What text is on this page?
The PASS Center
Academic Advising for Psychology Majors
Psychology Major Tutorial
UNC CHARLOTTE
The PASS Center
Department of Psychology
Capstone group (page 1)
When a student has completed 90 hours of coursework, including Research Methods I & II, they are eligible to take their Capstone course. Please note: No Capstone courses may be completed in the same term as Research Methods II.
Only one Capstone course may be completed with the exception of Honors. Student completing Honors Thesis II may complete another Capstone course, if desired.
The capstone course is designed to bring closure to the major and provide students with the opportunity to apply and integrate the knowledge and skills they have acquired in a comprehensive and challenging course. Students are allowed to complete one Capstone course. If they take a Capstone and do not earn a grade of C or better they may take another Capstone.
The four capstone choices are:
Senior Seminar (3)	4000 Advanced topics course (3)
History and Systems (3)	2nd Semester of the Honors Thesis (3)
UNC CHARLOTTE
•••••
* **Short task**: Copy down the material exactly as written.

* **Task solution**:
What text is on this page?
The PASS Center
Academic Advising for Psychology Majors
Psychology Major Tutorial
UNC CHARLOTTE
The PASS Center
Department of Psychology
Capstone group (page 1)
When a student has completed 90 hours of coursework, including Research Methods I & II, they are eligible to take their Capstone course. Please note: No Capstone courses may be completed in the same term as Research Methods II.
Only one Capstone course may be completed with the exception of Honors. Student completing Honors Thesis II may complete another Capstone course, if desired.
The capstone course is designed to bring closure to the major and provide students with the opportunity to apply and integrate the knowledge and skills they have acquired in a comprehensive and challenging course. Students are allowed to complete one Capstone course. If they take a Capstone and do not earn a grade of C or better they may take another Capstone.
The four capstone choices are:
Senior Seminar (3)	4000 Advanced topics course (3)
History and Systems (3)	2nd Semester of the Honors Thesis (3)
UNC CHARLOTTE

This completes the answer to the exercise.